**Exercise prompt**
Provide an exact copy of the data, excluding the images.

**Data in this exercise**
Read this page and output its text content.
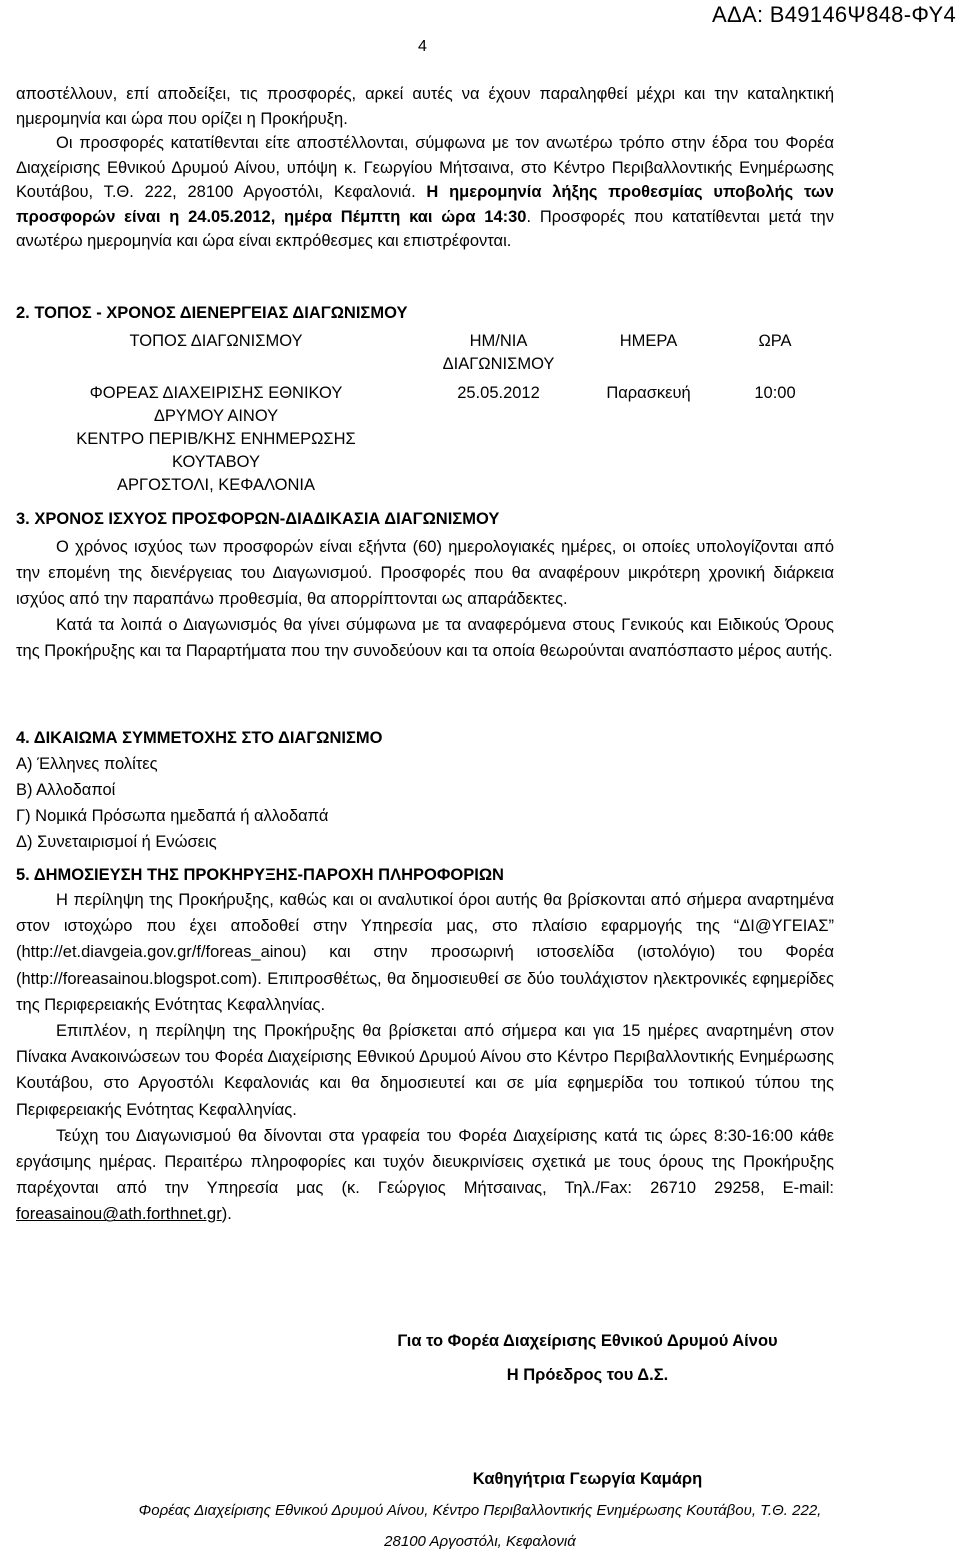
ΑΔΑ: Β49146Ψ848-ΦΥ4
4

αποστέλλουν, επί αποδείξει, τις προσφορές, αρκεί αυτές να έχουν παραληφθεί μέχρι και την καταληκτική ημερομηνία και ώρα που ορίζει η Προκήρυξη.

Οι προσφορές κατατίθενται είτε αποστέλλονται, σύμφωνα με τον ανωτέρω τρόπο στην έδρα του Φορέα Διαχείρισης Εθνικού Δρυμού Αίνου, υπόψη κ. Γεωργίου Μήτσαινα, στο Κέντρο Περιβαλλοντικής Ενημέρωσης Κουτάβου, Τ.Θ. 222, 28100 Αργοστόλι, Κεφαλονιά. Η ημερομηνία λήξης προθεσμίας υποβολής των προσφορών είναι η 24.05.2012, ημέρα Πέμπτη και ώρα 14:30. Προσφορές που κατατίθενται μετά την ανωτέρω ημερομηνία και ώρα είναι εκπρόθεσμες και επιστρέφονται.

2. ΤΟΠΟΣ - ΧΡΟΝΟΣ ΔΙΕΝΕΡΓΕΙΑΣ ΔΙΑΓΩΝΙΣΜΟΥ
ΤΟΠΟΣ ΔΙΑΓΩΝΙΣΜΟΥ	ΗΜ/ΝΙΑ ΔΙΑΓΩΝΙΣΜΟΥ	ΗΜΕΡΑ	ΩΡΑ

ΦΟΡΕΑΣ ΔΙΑΧΕΙΡΙΣΗΣ ΕΘΝΙΚΟΥ
ΔΡΥΜΟΥ ΑΙΝΟΥ
ΚΕΝΤΡΟ ΠΕΡΙΒ/ΚΗΣ ΕΝΗΜΕΡΩΣΗΣ
ΚΟΥΤΑΒΟΥ
ΑΡΓΟΣΤΟΛΙ, ΚΕΦΑΛΟΝΙΑ	25.05.2012	Παρασκευή	10:00
3. ΧΡΟΝΟΣ ΙΣΧΥΟΣ ΠΡΟΣΦΟΡΩΝ-ΔΙΑΔΙΚΑΣΙΑ ΔΙΑΓΩΝΙΣΜΟΥ

Ο χρόνος ισχύος των προσφορών είναι εξήντα (60) ημερολογιακές ημέρες, οι οποίες υπολογίζονται από την επομένη της διενέργειας του Διαγωνισμού. Προσφορές που θα αναφέρουν μικρότερη χρονική διάρκεια ισχύος από την παραπάνω προθεσμία, θα απορρίπτονται ως απαράδεκτες.

Κατά τα λοιπά ο Διαγωνισμός θα γίνει σύμφωνα με τα αναφερόμενα στους Γενικούς και Ειδικούς Όρους της Προκήρυξης και τα Παραρτήματα που την συνοδεύουν και τα οποία θεωρούνται αναπόσπαστο μέρος αυτής.

4. ΔΙΚΑΙΩΜΑ ΣΥΜΜΕΤΟΧΗΣ ΣΤΟ ΔΙΑΓΩΝΙΣΜΟ
Α) Έλληνες πολίτες
Β) Αλλοδαποί
Γ) Νομικά Πρόσωπα ημεδαπά ή αλλοδαπά
Δ) Συνεταιρισμοί ή Ενώσεις
5. ΔΗΜΟΣΙΕΥΣΗ ΤΗΣ ΠΡΟΚΗΡΥΞΗΣ-ΠΑΡΟΧΗ ΠΛΗΡΟΦΟΡΙΩΝ

Η περίληψη της Προκήρυξης, καθώς και οι αναλυτικοί όροι αυτής θα βρίσκονται από σήμερα αναρτημένα στον ιστοχώρο που έχει αποδοθεί στην Υπηρεσία μας, στο πλαίσιο εφαρμογής της “ΔΙ@ΥΓΕΙΑΣ” (http://et.diavgeia.gov.gr/f/foreas_ainou) και στην προσωρινή ιστοσελίδα (ιστολόγιο) του Φορέα (http://foreasainou.blogspot.com). Επιπροσθέτως, θα δημοσιευθεί σε δύο τουλάχιστον ηλεκτρονικές εφημερίδες της Περιφερειακής Ενότητας Κεφαλληνίας.

Επιπλέον, η περίληψη της Προκήρυξης θα βρίσκεται από σήμερα και για 15 ημέρες αναρτημένη στον Πίνακα Ανακοινώσεων του Φορέα Διαχείρισης Εθνικού Δρυμού Αίνου στο Κέντρο Περιβαλλοντικής Ενημέρωσης Κουτάβου, στο Αργοστόλι Κεφαλονιάς και θα δημοσιευτεί και σε μία εφημερίδα του τοπικού τύπου της Περιφερειακής Ενότητας Κεφαλληνίας.

Τεύχη του Διαγωνισμού θα δίνονται στα γραφεία του Φορέα Διαχείρισης κατά τις ώρες 8:30-16:00 κάθε εργάσιμης ημέρας. Περαιτέρω πληροφορίες και τυχόν διευκρινίσεις σχετικά με τους όρους της Προκήρυξης παρέχονται από την Υπηρεσία μας (κ. Γεώργιος Μήτσαινας, Τηλ./Fax: 26710 29258, E-mail: foreasainou@ath.forthnet.gr).

Για το Φορέα Διαχείρισης Εθνικού Δρυμού Αίνου
Η Πρόεδρος του Δ.Σ.
Καθηγήτρια Γεωργία Καμάρη
Φορέας Διαχείρισης Εθνικού Δρυμού Αίνου, Κέντρο Περιβαλλοντικής Ενημέρωσης Κουτάβου, Τ.Θ. 222,
28100 Αργοστόλι, Κεφαλονιά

**Solution for this problem**
Read this page and output its text content.
ΑΔΑ: Β49146Ψ848-ΦΥ4
4

αποστέλλουν, επί αποδείξει, τις προσφορές, αρκεί αυτές να έχουν παραληφθεί μέχρι και την καταληκτική ημερομηνία και ώρα που ορίζει η Προκήρυξη.

Οι προσφορές κατατίθενται είτε αποστέλλονται, σύμφωνα με τον ανωτέρω τρόπο στην έδρα του Φορέα Διαχείρισης Εθνικού Δρυμού Αίνου, υπόψη κ. Γεωργίου Μήτσαινα, στο Κέντρο Περιβαλλοντικής Ενημέρωσης Κουτάβου, Τ.Θ. 222, 28100 Αργοστόλι, Κεφαλονιά. Η ημερομηνία λήξης προθεσμίας υποβολής των προσφορών είναι η 24.05.2012, ημέρα Πέμπτη και ώρα 14:30. Προσφορές που κατατίθενται μετά την ανωτέρω ημερομηνία και ώρα είναι εκπρόθεσμες και επιστρέφονται.

2. ΤΟΠΟΣ - ΧΡΟΝΟΣ ΔΙΕΝΕΡΓΕΙΑΣ ΔΙΑΓΩΝΙΣΜΟΥ
ΤΟΠΟΣ ΔΙΑΓΩΝΙΣΜΟΥ	ΗΜ/ΝΙΑ ΔΙΑΓΩΝΙΣΜΟΥ	ΗΜΕΡΑ	ΩΡΑ

ΦΟΡΕΑΣ ΔΙΑΧΕΙΡΙΣΗΣ ΕΘΝΙΚΟΥ
ΔΡΥΜΟΥ ΑΙΝΟΥ
ΚΕΝΤΡΟ ΠΕΡΙΒ/ΚΗΣ ΕΝΗΜΕΡΩΣΗΣ
ΚΟΥΤΑΒΟΥ
ΑΡΓΟΣΤΟΛΙ, ΚΕΦΑΛΟΝΙΑ	25.05.2012	Παρασκευή	10:00
3. ΧΡΟΝΟΣ ΙΣΧΥΟΣ ΠΡΟΣΦΟΡΩΝ-ΔΙΑΔΙΚΑΣΙΑ ΔΙΑΓΩΝΙΣΜΟΥ

Ο χρόνος ισχύος των προσφορών είναι εξήντα (60) ημερολογιακές ημέρες, οι οποίες υπολογίζονται από την επομένη της διενέργειας του Διαγωνισμού. Προσφορές που θα αναφέρουν μικρότερη χρονική διάρκεια ισχύος από την παραπάνω προθεσμία, θα απορρίπτονται ως απαράδεκτες.

Κατά τα λοιπά ο Διαγωνισμός θα γίνει σύμφωνα με τα αναφερόμενα στους Γενικούς και Ειδικούς Όρους της Προκήρυξης και τα Παραρτήματα που την συνοδεύουν και τα οποία θεωρούνται αναπόσπαστο μέρος αυτής.

4. ΔΙΚΑΙΩΜΑ ΣΥΜΜΕΤΟΧΗΣ ΣΤΟ ΔΙΑΓΩΝΙΣΜΟ
Α) Έλληνες πολίτες
Β) Αλλοδαποί
Γ) Νομικά Πρόσωπα ημεδαπά ή αλλοδαπά
Δ) Συνεταιρισμοί ή Ενώσεις
5. ΔΗΜΟΣΙΕΥΣΗ ΤΗΣ ΠΡΟΚΗΡΥΞΗΣ-ΠΑΡΟΧΗ ΠΛΗΡΟΦΟΡΙΩΝ

Η περίληψη της Προκήρυξης, καθώς και οι αναλυτικοί όροι αυτής θα βρίσκονται από σήμερα αναρτημένα στον ιστοχώρο που έχει αποδοθεί στην Υπηρεσία μας, στο πλαίσιο εφαρμογής της “ΔΙ@ΥΓΕΙΑΣ” (http://et.diavgeia.gov.gr/f/foreas_ainou) και στην προσωρινή ιστοσελίδα (ιστολόγιο) του Φορέα (http://foreasainou.blogspot.com). Επιπροσθέτως, θα δημοσιευθεί σε δύο τουλάχιστον ηλεκτρονικές εφημερίδες της Περιφερειακής Ενότητας Κεφαλληνίας.

Επιπλέον, η περίληψη της Προκήρυξης θα βρίσκεται από σήμερα και για 15 ημέρες αναρτημένη στον Πίνακα Ανακοινώσεων του Φορέα Διαχείρισης Εθνικού Δρυμού Αίνου στο Κέντρο Περιβαλλοντικής Ενημέρωσης Κουτάβου, στο Αργοστόλι Κεφαλονιάς και θα δημοσιευτεί και σε μία εφημερίδα του τοπικού τύπου της Περιφερειακής Ενότητας Κεφαλληνίας.

Τεύχη του Διαγωνισμού θα δίνονται στα γραφεία του Φορέα Διαχείρισης κατά τις ώρες 8:30-16:00 κάθε εργάσιμης ημέρας. Περαιτέρω πληροφορίες και τυχόν διευκρινίσεις σχετικά με τους όρους της Προκήρυξης παρέχονται από την Υπηρεσία μας (κ. Γεώργιος Μήτσαινας, Τηλ./Fax: 26710 29258, E-mail: foreasainou@ath.forthnet.gr).

Για το Φορέα Διαχείρισης Εθνικού Δρυμού Αίνου
Η Πρόεδρος του Δ.Σ.
Καθηγήτρια Γεωργία Καμάρη
Φορέας Διαχείρισης Εθνικού Δρυμού Αίνου, Κέντρο Περιβαλλοντικής Ενημέρωσης Κουτάβου, Τ.Θ. 222,
28100 Αργοστόλι, Κεφαλονιά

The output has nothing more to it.